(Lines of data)
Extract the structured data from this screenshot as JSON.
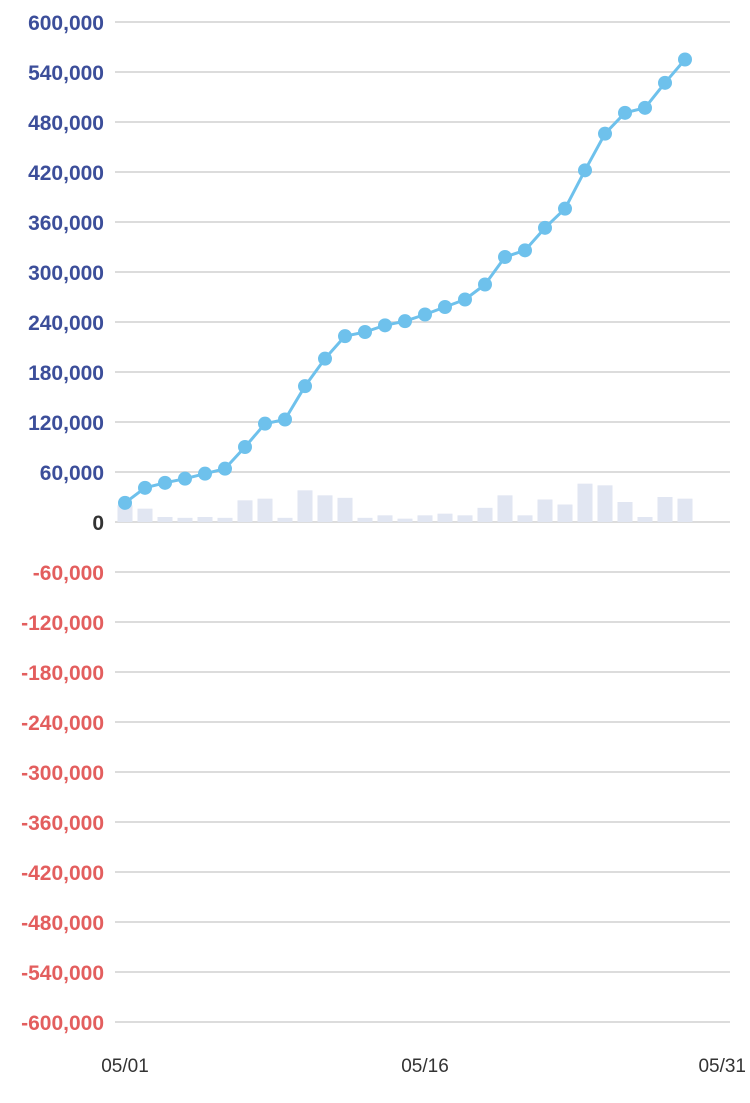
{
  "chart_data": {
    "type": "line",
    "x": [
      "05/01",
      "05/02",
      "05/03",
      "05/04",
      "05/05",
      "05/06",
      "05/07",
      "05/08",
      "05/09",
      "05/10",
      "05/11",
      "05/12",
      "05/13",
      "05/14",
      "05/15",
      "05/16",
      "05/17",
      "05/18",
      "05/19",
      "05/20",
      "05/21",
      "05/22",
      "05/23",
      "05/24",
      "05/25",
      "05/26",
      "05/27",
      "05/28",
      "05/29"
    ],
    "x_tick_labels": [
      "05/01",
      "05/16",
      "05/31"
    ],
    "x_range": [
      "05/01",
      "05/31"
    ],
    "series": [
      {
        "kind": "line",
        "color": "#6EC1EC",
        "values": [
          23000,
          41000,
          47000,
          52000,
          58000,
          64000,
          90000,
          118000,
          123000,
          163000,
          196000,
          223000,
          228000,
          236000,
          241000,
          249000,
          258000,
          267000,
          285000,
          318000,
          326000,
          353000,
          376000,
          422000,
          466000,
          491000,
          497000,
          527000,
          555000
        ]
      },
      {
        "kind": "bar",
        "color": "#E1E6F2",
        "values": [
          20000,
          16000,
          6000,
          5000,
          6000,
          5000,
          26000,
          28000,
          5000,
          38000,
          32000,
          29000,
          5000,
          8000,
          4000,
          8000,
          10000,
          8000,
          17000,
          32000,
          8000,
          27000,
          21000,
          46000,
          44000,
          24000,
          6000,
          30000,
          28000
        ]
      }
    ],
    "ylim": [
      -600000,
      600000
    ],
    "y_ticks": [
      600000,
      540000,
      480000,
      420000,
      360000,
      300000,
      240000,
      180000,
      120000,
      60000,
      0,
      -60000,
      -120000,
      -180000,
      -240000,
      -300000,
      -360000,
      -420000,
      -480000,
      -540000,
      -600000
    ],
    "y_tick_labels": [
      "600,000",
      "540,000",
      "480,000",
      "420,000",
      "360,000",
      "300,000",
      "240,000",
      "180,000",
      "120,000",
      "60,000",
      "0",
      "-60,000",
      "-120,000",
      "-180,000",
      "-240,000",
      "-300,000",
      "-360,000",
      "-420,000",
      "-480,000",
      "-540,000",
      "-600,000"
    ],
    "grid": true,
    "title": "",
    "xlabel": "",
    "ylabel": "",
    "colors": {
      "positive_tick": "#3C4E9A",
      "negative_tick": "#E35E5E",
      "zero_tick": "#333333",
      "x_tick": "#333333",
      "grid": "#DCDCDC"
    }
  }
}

*Requirements:*
In your copy, repeat each record exactly and include no pictures.

*The output:*
Extract the structured data from this screenshot as JSON.
{
  "chart_data": {
    "type": "line",
    "x": [
      "05/01",
      "05/02",
      "05/03",
      "05/04",
      "05/05",
      "05/06",
      "05/07",
      "05/08",
      "05/09",
      "05/10",
      "05/11",
      "05/12",
      "05/13",
      "05/14",
      "05/15",
      "05/16",
      "05/17",
      "05/18",
      "05/19",
      "05/20",
      "05/21",
      "05/22",
      "05/23",
      "05/24",
      "05/25",
      "05/26",
      "05/27",
      "05/28",
      "05/29"
    ],
    "x_tick_labels": [
      "05/01",
      "05/16",
      "05/31"
    ],
    "x_range": [
      "05/01",
      "05/31"
    ],
    "series": [
      {
        "kind": "line",
        "color": "#6EC1EC",
        "values": [
          23000,
          41000,
          47000,
          52000,
          58000,
          64000,
          90000,
          118000,
          123000,
          163000,
          196000,
          223000,
          228000,
          236000,
          241000,
          249000,
          258000,
          267000,
          285000,
          318000,
          326000,
          353000,
          376000,
          422000,
          466000,
          491000,
          497000,
          527000,
          555000
        ]
      },
      {
        "kind": "bar",
        "color": "#E1E6F2",
        "values": [
          20000,
          16000,
          6000,
          5000,
          6000,
          5000,
          26000,
          28000,
          5000,
          38000,
          32000,
          29000,
          5000,
          8000,
          4000,
          8000,
          10000,
          8000,
          17000,
          32000,
          8000,
          27000,
          21000,
          46000,
          44000,
          24000,
          6000,
          30000,
          28000
        ]
      }
    ],
    "ylim": [
      -600000,
      600000
    ],
    "y_ticks": [
      600000,
      540000,
      480000,
      420000,
      360000,
      300000,
      240000,
      180000,
      120000,
      60000,
      0,
      -60000,
      -120000,
      -180000,
      -240000,
      -300000,
      -360000,
      -420000,
      -480000,
      -540000,
      -600000
    ],
    "y_tick_labels": [
      "600,000",
      "540,000",
      "480,000",
      "420,000",
      "360,000",
      "300,000",
      "240,000",
      "180,000",
      "120,000",
      "60,000",
      "0",
      "-60,000",
      "-120,000",
      "-180,000",
      "-240,000",
      "-300,000",
      "-360,000",
      "-420,000",
      "-480,000",
      "-540,000",
      "-600,000"
    ],
    "grid": true,
    "title": "",
    "xlabel": "",
    "ylabel": "",
    "colors": {
      "positive_tick": "#3C4E9A",
      "negative_tick": "#E35E5E",
      "zero_tick": "#333333",
      "x_tick": "#333333",
      "grid": "#DCDCDC"
    }
  }
}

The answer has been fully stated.